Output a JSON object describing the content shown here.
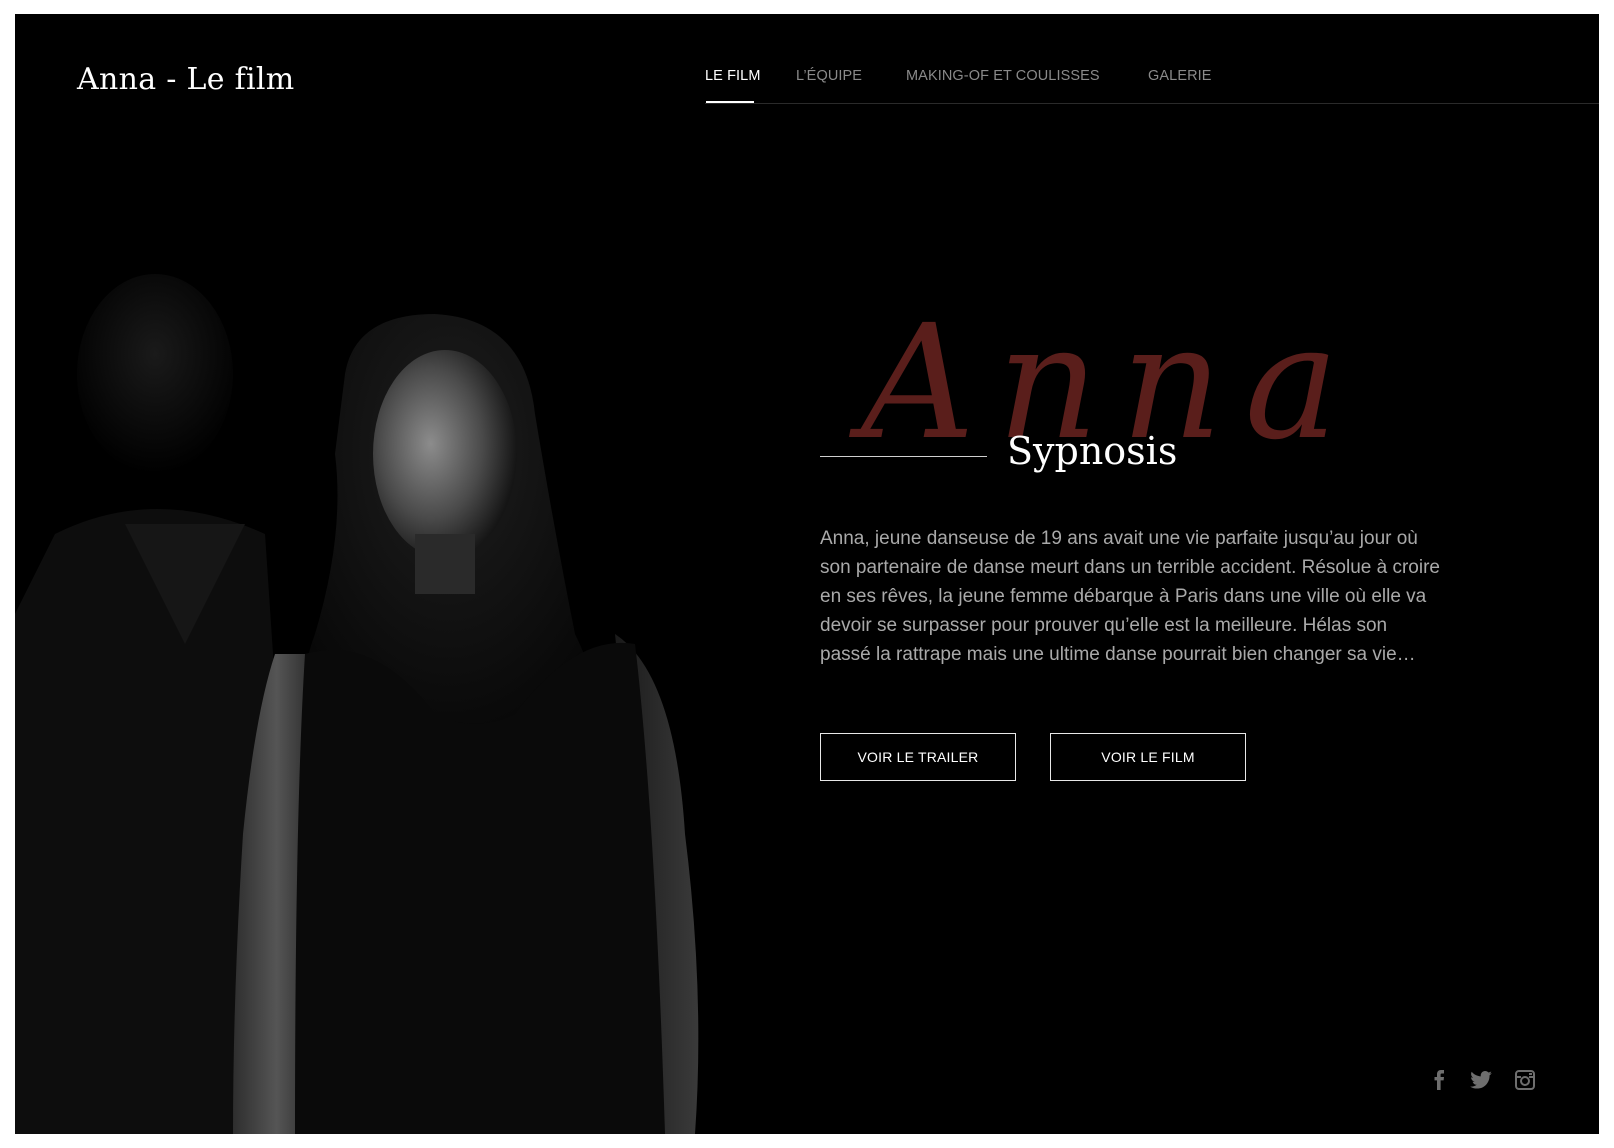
{
  "brand": {
    "title": "Anna - Le film"
  },
  "nav": {
    "items": [
      {
        "label": "LE FILM",
        "active": true
      },
      {
        "label": "L’ÉQUIPE",
        "active": false
      },
      {
        "label": "MAKING-OF ET COULISSES",
        "active": false
      },
      {
        "label": "GALERIE",
        "active": false
      }
    ]
  },
  "hero": {
    "watermark": "Anna",
    "section_title": "Sypnosis",
    "synopsis": "Anna, jeune danseuse de 19 ans avait une vie parfaite jusqu’au jour où son partenaire de danse meurt dans un terrible accident. Résolue à croire en ses rêves, la jeune femme débarque à Paris dans une ville où elle va devoir se surpasser pour prouver qu’elle est la meilleure. Hélas son passé la rattrape mais une ultime danse pourrait bien changer sa vie…",
    "buttons": {
      "trailer": "VOIR LE TRAILER",
      "film": "VOIR LE FILM"
    }
  },
  "social": {
    "icons": [
      "facebook-icon",
      "twitter-icon",
      "instagram-icon"
    ]
  },
  "colors": {
    "background": "#000000",
    "watermark": "#5a1e1b",
    "nav_inactive": "#8a8a8a",
    "text": "#a9a9a9"
  }
}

What to do —
Write the records above out again exactly, with no pictures in your copy.

Right answer —
Output a JSON object describing the content shown here.
{
  "brand": {
    "title": "Anna - Le film"
  },
  "nav": {
    "items": [
      {
        "label": "LE FILM",
        "active": true
      },
      {
        "label": "L’ÉQUIPE",
        "active": false
      },
      {
        "label": "MAKING-OF ET COULISSES",
        "active": false
      },
      {
        "label": "GALERIE",
        "active": false
      }
    ]
  },
  "hero": {
    "watermark": "Anna",
    "section_title": "Sypnosis",
    "synopsis": "Anna, jeune danseuse de 19 ans avait une vie parfaite jusqu’au jour où son partenaire de danse meurt dans un terrible accident. Résolue à croire en ses rêves, la jeune femme débarque à Paris dans une ville où elle va devoir se surpasser pour prouver qu’elle est la meilleure. Hélas son passé la rattrape mais une ultime danse pourrait bien changer sa vie…",
    "buttons": {
      "trailer": "VOIR LE TRAILER",
      "film": "VOIR LE FILM"
    }
  },
  "social": {
    "icons": [
      "facebook-icon",
      "twitter-icon",
      "instagram-icon"
    ]
  },
  "colors": {
    "background": "#000000",
    "watermark": "#5a1e1b",
    "nav_inactive": "#8a8a8a",
    "text": "#a9a9a9"
  }
}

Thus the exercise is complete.